— START OF DATASET RECORDS —
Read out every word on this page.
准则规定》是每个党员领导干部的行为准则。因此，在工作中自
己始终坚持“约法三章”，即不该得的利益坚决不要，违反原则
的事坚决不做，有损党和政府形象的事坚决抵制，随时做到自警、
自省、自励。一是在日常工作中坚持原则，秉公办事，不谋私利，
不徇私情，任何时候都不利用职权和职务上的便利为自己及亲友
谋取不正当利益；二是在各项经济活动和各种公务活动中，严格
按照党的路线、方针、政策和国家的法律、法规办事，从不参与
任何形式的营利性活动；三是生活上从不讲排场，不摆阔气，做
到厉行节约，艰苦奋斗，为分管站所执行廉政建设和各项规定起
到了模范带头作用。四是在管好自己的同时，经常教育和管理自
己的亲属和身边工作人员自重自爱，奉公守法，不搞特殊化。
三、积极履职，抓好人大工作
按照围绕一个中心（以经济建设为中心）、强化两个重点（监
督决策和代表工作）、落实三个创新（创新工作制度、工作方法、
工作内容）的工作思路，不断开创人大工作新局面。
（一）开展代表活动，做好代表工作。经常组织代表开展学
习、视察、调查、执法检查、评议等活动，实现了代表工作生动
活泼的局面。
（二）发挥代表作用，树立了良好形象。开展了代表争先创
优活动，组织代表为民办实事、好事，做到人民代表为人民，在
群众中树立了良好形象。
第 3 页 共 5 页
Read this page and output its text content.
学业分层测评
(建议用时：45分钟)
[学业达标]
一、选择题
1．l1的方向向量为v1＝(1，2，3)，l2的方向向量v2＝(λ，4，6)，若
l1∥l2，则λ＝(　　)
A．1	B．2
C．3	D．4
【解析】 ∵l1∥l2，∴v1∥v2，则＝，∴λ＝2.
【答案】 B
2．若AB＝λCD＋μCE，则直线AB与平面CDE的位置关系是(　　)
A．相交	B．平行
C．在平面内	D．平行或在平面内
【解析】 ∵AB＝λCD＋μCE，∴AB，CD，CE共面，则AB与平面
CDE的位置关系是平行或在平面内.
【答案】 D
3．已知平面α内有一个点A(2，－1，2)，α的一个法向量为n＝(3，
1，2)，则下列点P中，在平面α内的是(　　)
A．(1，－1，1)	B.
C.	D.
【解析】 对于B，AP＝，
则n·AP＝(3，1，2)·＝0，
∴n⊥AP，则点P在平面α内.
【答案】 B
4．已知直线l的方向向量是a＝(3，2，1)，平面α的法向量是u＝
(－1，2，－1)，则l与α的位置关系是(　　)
— END OF DATASET RECORDS —
TASK TO CARRY OUT — List each line of the records that holds the string "Read".

TASK ANSWER —
Read out every word on this page.
Read this page and output its text content.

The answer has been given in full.